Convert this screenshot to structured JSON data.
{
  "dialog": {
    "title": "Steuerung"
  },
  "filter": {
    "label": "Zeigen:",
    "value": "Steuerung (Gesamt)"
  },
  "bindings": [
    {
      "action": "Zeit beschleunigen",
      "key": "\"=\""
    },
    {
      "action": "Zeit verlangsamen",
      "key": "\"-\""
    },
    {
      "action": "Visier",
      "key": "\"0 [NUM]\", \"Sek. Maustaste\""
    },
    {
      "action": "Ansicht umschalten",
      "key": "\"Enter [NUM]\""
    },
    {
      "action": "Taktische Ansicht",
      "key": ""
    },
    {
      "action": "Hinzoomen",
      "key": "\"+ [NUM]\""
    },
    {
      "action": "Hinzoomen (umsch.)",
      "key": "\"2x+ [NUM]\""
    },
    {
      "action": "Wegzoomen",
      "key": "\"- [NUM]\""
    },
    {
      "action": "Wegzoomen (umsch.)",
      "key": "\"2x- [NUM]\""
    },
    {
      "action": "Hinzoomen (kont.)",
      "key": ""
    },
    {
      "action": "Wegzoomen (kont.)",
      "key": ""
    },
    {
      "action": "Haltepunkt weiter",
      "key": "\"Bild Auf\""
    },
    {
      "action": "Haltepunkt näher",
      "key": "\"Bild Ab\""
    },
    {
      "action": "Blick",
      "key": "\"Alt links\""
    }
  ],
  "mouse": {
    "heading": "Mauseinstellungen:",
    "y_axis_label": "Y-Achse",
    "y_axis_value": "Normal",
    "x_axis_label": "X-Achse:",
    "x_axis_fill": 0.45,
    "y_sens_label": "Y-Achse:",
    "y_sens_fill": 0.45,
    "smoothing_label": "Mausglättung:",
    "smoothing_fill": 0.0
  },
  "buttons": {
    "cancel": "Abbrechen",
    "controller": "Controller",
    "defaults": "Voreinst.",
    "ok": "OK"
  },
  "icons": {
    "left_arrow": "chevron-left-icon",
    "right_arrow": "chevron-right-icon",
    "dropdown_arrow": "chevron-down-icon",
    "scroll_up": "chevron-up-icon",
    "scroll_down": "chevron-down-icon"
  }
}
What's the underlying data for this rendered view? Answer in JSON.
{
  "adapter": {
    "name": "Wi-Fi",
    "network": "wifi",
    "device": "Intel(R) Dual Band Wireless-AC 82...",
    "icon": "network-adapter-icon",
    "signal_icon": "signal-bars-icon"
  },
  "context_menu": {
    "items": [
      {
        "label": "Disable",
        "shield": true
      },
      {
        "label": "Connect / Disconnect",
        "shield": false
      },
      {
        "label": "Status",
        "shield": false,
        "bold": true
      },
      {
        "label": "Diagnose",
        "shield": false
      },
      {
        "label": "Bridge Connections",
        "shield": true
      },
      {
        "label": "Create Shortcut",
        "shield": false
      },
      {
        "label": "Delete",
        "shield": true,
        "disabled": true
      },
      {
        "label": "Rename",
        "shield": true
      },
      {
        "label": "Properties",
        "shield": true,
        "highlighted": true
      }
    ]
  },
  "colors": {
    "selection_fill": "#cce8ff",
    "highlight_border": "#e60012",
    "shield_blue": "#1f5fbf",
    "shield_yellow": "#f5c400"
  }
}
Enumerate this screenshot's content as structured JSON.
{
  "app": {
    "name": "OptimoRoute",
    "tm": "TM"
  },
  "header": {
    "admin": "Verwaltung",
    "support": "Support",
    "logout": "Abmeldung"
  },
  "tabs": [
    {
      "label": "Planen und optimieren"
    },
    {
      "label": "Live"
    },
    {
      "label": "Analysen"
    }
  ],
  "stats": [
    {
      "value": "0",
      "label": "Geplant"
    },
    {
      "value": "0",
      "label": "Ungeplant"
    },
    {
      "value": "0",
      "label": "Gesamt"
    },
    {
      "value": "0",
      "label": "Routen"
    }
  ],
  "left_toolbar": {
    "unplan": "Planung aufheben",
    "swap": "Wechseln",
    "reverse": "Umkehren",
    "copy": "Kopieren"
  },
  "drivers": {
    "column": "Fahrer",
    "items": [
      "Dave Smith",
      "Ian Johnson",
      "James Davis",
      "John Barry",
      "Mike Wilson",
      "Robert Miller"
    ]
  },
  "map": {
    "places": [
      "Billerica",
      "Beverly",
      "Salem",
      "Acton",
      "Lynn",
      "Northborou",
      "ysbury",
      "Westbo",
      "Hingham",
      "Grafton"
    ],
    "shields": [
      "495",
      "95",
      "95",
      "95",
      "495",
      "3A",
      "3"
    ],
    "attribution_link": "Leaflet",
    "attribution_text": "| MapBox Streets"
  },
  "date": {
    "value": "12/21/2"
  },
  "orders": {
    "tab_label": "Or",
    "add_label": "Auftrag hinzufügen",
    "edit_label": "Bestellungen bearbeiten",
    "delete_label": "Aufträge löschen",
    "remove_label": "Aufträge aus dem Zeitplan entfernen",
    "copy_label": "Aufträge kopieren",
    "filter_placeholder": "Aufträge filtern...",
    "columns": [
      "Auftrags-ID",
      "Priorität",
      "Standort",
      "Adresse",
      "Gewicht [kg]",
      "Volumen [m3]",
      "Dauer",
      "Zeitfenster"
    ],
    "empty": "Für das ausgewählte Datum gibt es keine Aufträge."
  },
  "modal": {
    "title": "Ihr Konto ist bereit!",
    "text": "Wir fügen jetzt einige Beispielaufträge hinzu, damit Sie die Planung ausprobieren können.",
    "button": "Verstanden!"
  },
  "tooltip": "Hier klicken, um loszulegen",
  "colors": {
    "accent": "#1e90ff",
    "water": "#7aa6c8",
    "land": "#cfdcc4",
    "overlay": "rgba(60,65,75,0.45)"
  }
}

## [STATED EXERCISE]
Which lines of the data above contain "screenshot"? Copy each one.

## [WRITTEN SOLUTION]
Convert this screenshot to structured JSON data.
Enumerate this screenshot's content as structured JSON.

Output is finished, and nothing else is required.